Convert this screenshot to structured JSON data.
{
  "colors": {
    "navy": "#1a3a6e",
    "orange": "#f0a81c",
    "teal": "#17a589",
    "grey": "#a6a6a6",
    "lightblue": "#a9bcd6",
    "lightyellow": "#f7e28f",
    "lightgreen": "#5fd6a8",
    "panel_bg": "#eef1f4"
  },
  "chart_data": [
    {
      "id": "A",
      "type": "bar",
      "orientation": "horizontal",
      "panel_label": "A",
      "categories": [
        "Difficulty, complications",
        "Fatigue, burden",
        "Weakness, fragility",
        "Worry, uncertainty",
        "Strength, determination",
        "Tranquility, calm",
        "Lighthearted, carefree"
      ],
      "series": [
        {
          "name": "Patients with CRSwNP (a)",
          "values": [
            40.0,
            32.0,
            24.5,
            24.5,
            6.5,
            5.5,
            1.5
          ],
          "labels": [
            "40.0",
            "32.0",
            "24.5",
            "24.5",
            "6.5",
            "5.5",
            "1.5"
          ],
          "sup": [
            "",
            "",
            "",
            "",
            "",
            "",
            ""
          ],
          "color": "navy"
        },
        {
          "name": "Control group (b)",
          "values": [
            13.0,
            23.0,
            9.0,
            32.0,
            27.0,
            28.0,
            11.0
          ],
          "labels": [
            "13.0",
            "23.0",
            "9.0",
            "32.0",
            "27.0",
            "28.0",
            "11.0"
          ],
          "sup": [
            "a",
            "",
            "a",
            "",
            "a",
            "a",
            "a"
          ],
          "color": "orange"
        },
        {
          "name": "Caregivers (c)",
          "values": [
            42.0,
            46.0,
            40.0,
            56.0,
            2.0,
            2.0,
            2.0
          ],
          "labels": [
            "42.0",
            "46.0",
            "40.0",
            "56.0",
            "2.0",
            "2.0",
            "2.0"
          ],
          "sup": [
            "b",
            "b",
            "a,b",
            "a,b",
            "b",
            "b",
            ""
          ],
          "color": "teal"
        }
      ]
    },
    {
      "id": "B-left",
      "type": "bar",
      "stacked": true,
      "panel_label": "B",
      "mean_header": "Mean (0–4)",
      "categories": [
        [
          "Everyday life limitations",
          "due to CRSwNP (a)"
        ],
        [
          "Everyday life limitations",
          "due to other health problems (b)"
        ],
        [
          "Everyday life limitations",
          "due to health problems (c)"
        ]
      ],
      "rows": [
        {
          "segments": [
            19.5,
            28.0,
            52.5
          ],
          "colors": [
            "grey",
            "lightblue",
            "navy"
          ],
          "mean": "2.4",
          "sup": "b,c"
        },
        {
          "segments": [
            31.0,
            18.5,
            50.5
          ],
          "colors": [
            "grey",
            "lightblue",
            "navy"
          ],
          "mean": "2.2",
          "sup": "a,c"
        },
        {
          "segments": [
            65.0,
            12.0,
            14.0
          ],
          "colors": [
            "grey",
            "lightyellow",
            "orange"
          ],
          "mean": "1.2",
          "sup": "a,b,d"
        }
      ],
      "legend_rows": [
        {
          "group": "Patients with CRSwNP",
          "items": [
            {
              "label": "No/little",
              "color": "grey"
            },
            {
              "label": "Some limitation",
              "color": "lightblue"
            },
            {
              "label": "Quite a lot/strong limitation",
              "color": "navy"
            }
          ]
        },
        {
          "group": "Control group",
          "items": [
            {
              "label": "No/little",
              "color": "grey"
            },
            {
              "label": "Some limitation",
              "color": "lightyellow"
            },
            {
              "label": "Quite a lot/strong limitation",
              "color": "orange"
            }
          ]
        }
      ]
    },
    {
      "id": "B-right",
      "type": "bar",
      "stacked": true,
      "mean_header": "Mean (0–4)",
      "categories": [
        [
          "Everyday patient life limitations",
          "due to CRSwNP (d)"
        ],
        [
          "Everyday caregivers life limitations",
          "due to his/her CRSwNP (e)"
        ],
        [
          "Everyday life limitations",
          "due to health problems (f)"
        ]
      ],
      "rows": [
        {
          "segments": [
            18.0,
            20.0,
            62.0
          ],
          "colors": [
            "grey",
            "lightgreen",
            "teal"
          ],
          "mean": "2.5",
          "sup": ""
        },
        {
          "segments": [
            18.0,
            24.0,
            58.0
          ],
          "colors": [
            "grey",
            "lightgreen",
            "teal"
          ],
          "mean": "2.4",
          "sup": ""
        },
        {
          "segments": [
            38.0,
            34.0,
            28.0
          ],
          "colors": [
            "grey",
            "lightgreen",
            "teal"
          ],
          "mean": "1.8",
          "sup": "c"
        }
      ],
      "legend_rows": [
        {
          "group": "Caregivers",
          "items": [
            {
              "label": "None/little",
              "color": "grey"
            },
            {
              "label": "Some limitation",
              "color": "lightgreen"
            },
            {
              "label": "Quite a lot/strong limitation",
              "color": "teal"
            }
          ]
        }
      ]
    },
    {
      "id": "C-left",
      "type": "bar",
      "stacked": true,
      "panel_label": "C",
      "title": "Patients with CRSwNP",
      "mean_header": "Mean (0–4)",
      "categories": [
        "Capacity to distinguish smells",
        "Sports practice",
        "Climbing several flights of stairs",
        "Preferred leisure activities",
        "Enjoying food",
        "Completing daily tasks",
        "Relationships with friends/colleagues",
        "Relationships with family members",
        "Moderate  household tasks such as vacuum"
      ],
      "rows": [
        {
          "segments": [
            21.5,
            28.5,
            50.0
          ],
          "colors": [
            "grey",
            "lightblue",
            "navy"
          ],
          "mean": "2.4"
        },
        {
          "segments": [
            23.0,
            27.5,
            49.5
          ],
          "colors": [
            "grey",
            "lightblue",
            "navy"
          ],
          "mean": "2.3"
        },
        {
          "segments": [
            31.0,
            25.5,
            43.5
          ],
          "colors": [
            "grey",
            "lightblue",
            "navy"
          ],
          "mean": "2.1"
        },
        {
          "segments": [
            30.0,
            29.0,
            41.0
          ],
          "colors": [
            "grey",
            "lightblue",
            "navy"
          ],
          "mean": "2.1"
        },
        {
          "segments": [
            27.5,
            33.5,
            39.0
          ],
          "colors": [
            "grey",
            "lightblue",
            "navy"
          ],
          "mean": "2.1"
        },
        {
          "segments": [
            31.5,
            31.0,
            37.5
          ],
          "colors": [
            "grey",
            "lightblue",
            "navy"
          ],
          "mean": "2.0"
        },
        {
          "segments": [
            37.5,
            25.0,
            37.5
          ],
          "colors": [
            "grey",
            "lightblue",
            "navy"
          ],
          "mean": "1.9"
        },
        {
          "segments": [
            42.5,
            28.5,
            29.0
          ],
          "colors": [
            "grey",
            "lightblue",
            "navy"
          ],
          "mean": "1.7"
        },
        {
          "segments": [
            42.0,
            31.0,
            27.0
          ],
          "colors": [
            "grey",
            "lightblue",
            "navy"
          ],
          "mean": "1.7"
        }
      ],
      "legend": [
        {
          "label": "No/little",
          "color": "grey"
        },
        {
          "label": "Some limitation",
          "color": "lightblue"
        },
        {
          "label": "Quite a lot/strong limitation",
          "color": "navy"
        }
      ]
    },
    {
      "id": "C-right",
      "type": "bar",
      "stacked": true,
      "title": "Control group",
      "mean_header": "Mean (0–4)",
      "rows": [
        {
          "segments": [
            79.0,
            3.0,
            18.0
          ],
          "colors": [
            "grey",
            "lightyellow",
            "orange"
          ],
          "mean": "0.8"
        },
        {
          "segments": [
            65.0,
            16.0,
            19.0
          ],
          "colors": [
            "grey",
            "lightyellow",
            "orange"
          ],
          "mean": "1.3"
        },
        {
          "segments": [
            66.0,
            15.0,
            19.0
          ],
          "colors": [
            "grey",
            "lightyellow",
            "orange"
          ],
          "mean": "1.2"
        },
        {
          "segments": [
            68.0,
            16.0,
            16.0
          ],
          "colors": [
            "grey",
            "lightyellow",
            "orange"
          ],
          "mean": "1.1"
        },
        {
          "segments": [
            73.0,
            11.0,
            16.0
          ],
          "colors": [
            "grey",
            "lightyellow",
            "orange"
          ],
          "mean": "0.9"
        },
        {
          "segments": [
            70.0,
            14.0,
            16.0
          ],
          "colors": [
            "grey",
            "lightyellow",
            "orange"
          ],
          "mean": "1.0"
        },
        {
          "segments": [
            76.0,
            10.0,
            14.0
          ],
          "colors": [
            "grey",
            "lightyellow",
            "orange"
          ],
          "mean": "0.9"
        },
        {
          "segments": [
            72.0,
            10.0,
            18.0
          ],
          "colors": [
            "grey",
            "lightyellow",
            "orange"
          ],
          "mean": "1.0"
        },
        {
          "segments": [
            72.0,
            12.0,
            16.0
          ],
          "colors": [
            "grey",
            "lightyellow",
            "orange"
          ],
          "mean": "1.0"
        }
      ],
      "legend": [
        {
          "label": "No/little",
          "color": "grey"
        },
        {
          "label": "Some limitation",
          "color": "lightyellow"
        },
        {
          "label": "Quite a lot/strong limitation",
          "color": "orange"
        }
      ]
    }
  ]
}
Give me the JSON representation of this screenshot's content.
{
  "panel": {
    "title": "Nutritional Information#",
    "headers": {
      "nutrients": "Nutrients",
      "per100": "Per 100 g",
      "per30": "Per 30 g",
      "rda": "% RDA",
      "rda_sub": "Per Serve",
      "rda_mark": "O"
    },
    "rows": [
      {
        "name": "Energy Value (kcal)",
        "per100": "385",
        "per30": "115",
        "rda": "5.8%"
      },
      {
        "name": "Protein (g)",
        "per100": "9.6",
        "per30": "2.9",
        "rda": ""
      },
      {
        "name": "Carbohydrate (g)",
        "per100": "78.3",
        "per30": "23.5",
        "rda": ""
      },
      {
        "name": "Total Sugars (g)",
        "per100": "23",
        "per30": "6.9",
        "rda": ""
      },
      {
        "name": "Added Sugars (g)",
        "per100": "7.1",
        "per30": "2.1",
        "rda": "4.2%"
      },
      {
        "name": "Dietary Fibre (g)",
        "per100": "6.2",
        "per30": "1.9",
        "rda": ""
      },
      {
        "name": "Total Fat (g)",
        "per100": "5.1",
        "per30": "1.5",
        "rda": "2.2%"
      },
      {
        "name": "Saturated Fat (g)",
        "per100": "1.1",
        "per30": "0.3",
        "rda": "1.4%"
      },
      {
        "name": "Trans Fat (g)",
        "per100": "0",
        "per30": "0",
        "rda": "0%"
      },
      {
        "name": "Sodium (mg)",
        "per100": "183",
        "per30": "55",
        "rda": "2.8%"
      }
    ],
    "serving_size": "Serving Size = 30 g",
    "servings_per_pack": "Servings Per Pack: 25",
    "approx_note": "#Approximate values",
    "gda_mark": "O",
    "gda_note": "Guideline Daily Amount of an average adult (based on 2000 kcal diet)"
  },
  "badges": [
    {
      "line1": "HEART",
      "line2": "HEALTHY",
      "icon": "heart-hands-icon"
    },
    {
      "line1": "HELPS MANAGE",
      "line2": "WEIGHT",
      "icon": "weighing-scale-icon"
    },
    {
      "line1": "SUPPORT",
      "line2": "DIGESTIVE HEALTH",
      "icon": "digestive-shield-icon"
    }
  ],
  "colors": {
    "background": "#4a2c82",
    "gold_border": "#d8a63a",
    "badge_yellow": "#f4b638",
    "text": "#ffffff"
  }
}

----------------

Report back each line of the entries that holds the string "Control".

Completed exercise -
          "name": "Control group (b)",
          "group": "Control group",
      "title": "Control group",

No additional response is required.